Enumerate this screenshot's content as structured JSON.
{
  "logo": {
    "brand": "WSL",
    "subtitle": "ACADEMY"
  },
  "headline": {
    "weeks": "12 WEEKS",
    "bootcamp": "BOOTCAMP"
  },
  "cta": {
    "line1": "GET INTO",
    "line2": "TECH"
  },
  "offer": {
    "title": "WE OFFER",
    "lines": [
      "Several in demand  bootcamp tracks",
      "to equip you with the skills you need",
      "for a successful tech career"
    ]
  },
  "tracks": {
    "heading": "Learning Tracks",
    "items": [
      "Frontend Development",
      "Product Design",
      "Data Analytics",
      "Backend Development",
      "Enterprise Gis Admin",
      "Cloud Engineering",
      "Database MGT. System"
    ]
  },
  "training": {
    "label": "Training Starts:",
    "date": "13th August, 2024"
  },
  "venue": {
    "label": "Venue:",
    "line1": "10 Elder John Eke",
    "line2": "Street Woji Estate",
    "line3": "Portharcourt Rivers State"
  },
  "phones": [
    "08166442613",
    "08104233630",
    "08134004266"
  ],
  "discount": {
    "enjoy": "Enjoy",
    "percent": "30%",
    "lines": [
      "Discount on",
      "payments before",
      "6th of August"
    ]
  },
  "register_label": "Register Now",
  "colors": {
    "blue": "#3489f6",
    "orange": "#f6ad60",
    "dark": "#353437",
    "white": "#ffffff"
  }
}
━━━━━━━━━━━━━━━━━━━━━━━━━━━━━━
Recopy the entries above exactly, with every line included.

CORRECT OUTPUT -
Enumerate this screenshot's content as structured JSON.
{
  "logo": {
    "brand": "WSL",
    "subtitle": "ACADEMY"
  },
  "headline": {
    "weeks": "12 WEEKS",
    "bootcamp": "BOOTCAMP"
  },
  "cta": {
    "line1": "GET INTO",
    "line2": "TECH"
  },
  "offer": {
    "title": "WE OFFER",
    "lines": [
      "Several in demand  bootcamp tracks",
      "to equip you with the skills you need",
      "for a successful tech career"
    ]
  },
  "tracks": {
    "heading": "Learning Tracks",
    "items": [
      "Frontend Development",
      "Product Design",
      "Data Analytics",
      "Backend Development",
      "Enterprise Gis Admin",
      "Cloud Engineering",
      "Database MGT. System"
    ]
  },
  "training": {
    "label": "Training Starts:",
    "date": "13th August, 2024"
  },
  "venue": {
    "label": "Venue:",
    "line1": "10 Elder John Eke",
    "line2": "Street Woji Estate",
    "line3": "Portharcourt Rivers State"
  },
  "phones": [
    "08166442613",
    "08104233630",
    "08134004266"
  ],
  "discount": {
    "enjoy": "Enjoy",
    "percent": "30%",
    "lines": [
      "Discount on",
      "payments before",
      "6th of August"
    ]
  },
  "register_label": "Register Now",
  "colors": {
    "blue": "#3489f6",
    "orange": "#f6ad60",
    "dark": "#353437",
    "white": "#ffffff"
  }
}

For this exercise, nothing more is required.